## TASK TO CARRY OUT
How many of the lines below hold the word "which"? Answer only with the number.

### PROVIDED DATA

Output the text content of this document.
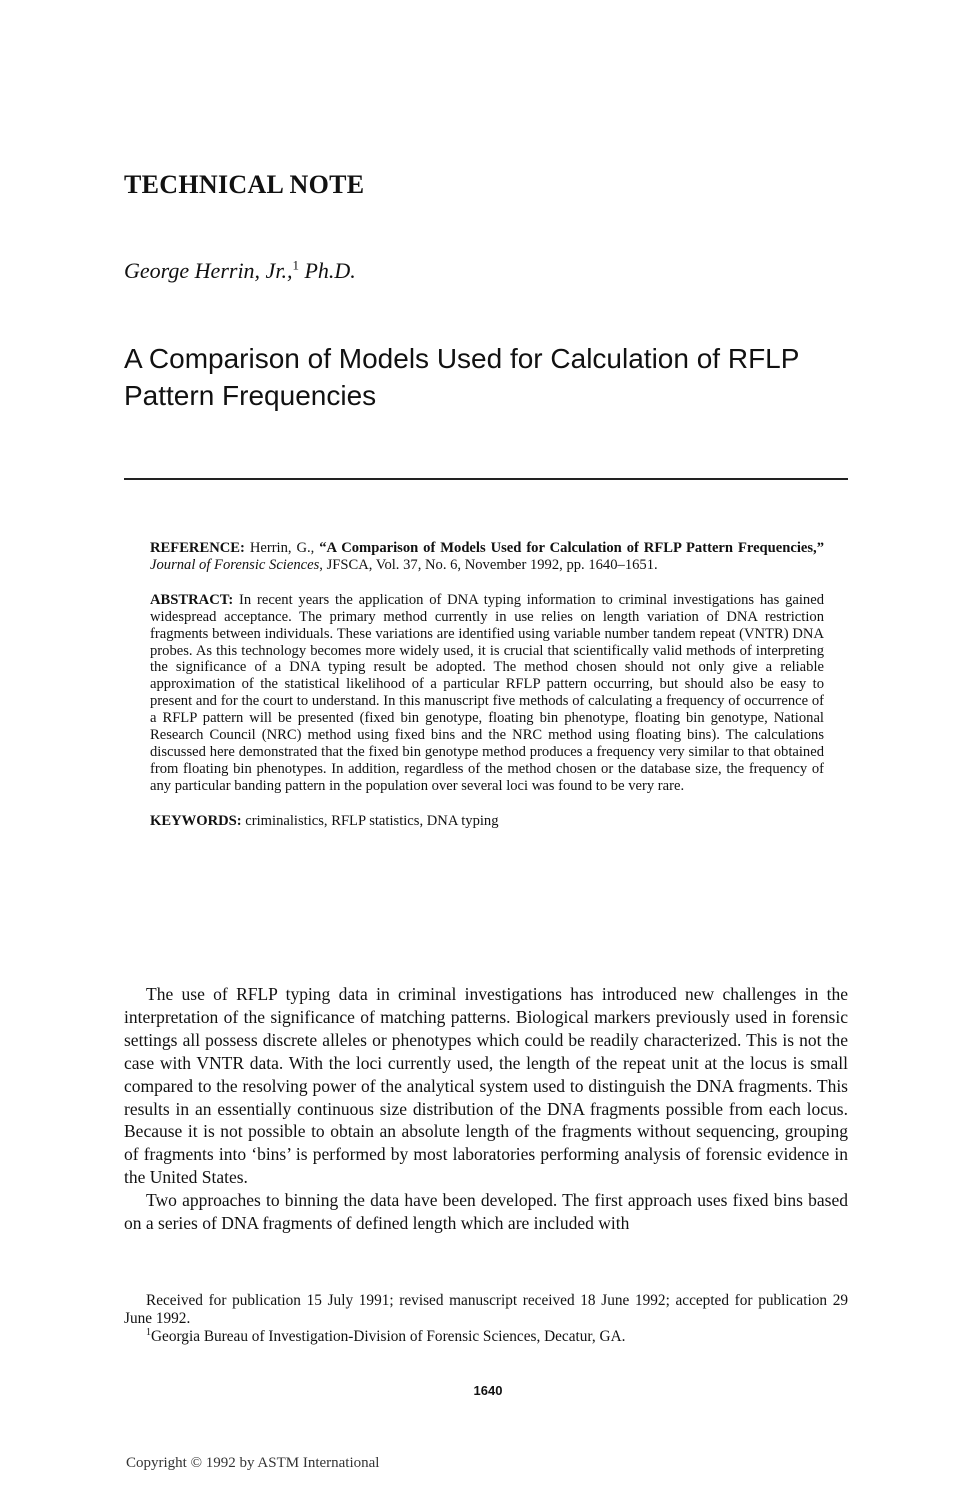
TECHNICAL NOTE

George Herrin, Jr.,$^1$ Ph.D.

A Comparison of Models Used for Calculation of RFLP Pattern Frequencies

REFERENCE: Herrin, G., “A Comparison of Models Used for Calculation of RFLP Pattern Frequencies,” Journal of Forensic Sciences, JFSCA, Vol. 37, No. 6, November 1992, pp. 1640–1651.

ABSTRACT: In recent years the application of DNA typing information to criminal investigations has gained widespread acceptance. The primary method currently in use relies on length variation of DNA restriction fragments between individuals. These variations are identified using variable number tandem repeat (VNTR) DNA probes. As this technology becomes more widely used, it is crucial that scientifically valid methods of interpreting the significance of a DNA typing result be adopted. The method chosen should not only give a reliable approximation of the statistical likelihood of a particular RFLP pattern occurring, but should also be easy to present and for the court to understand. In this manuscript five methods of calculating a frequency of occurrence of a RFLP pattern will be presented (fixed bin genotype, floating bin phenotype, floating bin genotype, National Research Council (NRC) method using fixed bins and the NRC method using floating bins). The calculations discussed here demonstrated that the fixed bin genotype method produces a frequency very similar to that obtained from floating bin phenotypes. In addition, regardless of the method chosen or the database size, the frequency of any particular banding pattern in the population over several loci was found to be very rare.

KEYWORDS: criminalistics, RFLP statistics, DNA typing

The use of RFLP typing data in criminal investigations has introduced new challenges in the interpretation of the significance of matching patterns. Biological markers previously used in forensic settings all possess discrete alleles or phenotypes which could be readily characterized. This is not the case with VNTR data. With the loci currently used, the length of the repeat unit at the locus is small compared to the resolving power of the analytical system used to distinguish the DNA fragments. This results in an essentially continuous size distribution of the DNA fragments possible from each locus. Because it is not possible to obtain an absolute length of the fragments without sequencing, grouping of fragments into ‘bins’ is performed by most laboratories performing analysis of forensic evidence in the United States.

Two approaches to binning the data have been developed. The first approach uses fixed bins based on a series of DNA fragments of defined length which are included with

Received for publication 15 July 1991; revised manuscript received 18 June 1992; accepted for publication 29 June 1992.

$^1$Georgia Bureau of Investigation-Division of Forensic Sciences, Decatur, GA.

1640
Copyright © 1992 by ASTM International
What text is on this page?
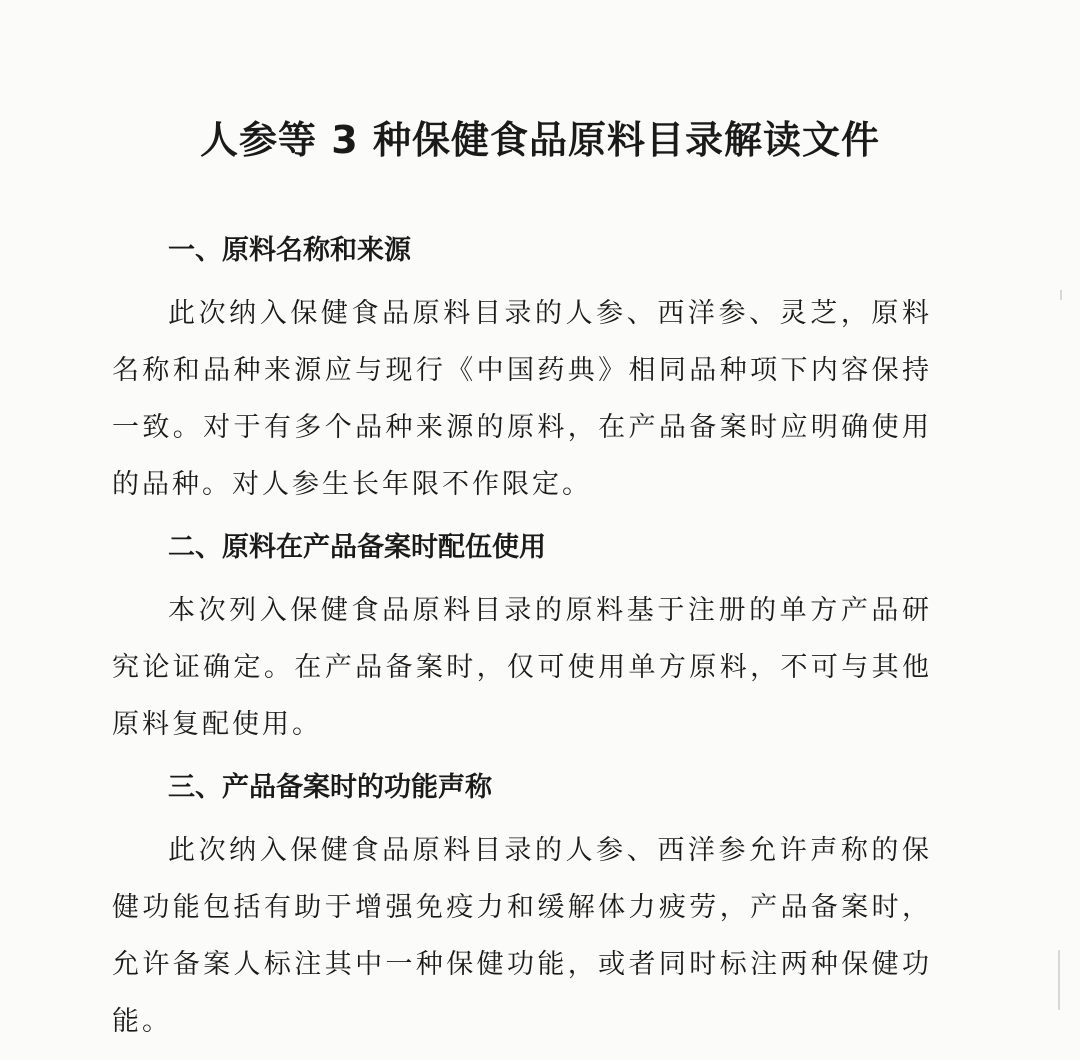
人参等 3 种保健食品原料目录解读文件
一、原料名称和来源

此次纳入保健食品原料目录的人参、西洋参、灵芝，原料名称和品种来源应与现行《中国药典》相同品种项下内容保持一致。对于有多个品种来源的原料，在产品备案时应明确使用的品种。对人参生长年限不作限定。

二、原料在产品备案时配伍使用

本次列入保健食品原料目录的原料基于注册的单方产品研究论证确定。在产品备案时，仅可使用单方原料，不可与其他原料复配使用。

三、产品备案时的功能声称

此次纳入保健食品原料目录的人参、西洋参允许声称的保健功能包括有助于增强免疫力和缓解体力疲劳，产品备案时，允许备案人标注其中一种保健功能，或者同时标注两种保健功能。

######

## ANSWER BELOW
2